What the task asks:
Retype every entry word for word.

Supplied data:
--- BEGIN ---

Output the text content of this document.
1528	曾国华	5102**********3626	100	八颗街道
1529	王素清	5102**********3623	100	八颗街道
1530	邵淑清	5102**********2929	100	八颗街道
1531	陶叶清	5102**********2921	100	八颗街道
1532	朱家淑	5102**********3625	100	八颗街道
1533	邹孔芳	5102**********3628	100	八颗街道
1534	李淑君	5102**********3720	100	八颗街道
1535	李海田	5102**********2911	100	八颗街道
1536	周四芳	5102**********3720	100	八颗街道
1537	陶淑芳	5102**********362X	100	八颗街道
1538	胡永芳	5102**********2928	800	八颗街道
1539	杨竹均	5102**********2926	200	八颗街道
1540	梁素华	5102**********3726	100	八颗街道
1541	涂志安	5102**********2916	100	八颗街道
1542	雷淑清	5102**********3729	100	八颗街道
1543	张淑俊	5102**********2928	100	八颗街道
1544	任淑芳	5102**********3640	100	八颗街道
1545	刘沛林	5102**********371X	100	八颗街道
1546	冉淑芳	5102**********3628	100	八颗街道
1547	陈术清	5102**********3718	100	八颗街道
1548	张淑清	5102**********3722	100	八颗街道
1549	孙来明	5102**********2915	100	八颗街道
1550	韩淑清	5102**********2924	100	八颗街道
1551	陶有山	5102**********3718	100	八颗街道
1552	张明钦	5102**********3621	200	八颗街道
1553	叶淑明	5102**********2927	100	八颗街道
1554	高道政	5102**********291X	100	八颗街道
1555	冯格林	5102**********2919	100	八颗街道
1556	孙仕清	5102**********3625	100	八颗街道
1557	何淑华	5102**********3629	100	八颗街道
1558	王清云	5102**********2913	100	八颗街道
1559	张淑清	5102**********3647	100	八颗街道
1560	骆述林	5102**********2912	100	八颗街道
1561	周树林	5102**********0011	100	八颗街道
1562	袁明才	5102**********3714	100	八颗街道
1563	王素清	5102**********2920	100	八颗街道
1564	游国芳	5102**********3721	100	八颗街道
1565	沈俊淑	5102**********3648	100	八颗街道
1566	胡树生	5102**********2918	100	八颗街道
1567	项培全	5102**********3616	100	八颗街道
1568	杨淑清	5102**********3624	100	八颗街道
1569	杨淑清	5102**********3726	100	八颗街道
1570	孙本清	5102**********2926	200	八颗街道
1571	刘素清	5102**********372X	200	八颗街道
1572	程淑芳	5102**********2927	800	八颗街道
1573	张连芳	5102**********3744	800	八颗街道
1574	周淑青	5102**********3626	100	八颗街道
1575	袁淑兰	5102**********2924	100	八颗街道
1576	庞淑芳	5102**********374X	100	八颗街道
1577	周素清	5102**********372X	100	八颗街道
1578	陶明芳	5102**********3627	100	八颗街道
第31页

--- END ---

Response below:
Output the text content of this document.
1528	曾国华	5102**********3626	100	八颗街道
1529	王素清	5102**********3623	100	八颗街道
1530	邵淑清	5102**********2929	100	八颗街道
1531	陶叶清	5102**********2921	100	八颗街道
1532	朱家淑	5102**********3625	100	八颗街道
1533	邹孔芳	5102**********3628	100	八颗街道
1534	李淑君	5102**********3720	100	八颗街道
1535	李海田	5102**********2911	100	八颗街道
1536	周四芳	5102**********3720	100	八颗街道
1537	陶淑芳	5102**********362X	100	八颗街道
1538	胡永芳	5102**********2928	800	八颗街道
1539	杨竹均	5102**********2926	200	八颗街道
1540	梁素华	5102**********3726	100	八颗街道
1541	涂志安	5102**********2916	100	八颗街道
1542	雷淑清	5102**********3729	100	八颗街道
1543	张淑俊	5102**********2928	100	八颗街道
1544	任淑芳	5102**********3640	100	八颗街道
1545	刘沛林	5102**********371X	100	八颗街道
1546	冉淑芳	5102**********3628	100	八颗街道
1547	陈术清	5102**********3718	100	八颗街道
1548	张淑清	5102**********3722	100	八颗街道
1549	孙来明	5102**********2915	100	八颗街道
1550	韩淑清	5102**********2924	100	八颗街道
1551	陶有山	5102**********3718	100	八颗街道
1552	张明钦	5102**********3621	200	八颗街道
1553	叶淑明	5102**********2927	100	八颗街道
1554	高道政	5102**********291X	100	八颗街道
1555	冯格林	5102**********2919	100	八颗街道
1556	孙仕清	5102**********3625	100	八颗街道
1557	何淑华	5102**********3629	100	八颗街道
1558	王清云	5102**********2913	100	八颗街道
1559	张淑清	5102**********3647	100	八颗街道
1560	骆述林	5102**********2912	100	八颗街道
1561	周树林	5102**********0011	100	八颗街道
1562	袁明才	5102**********3714	100	八颗街道
1563	王素清	5102**********2920	100	八颗街道
1564	游国芳	5102**********3721	100	八颗街道
1565	沈俊淑	5102**********3648	100	八颗街道
1566	胡树生	5102**********2918	100	八颗街道
1567	项培全	5102**********3616	100	八颗街道
1568	杨淑清	5102**********3624	100	八颗街道
1569	杨淑清	5102**********3726	100	八颗街道
1570	孙本清	5102**********2926	200	八颗街道
1571	刘素清	5102**********372X	200	八颗街道
1572	程淑芳	5102**********2927	800	八颗街道
1573	张连芳	5102**********3744	800	八颗街道
1574	周淑青	5102**********3626	100	八颗街道
1575	袁淑兰	5102**********2924	100	八颗街道
1576	庞淑芳	5102**********374X	100	八颗街道
1577	周素清	5102**********372X	100	八颗街道
1578	陶明芳	5102**********3627	100	八颗街道
第31页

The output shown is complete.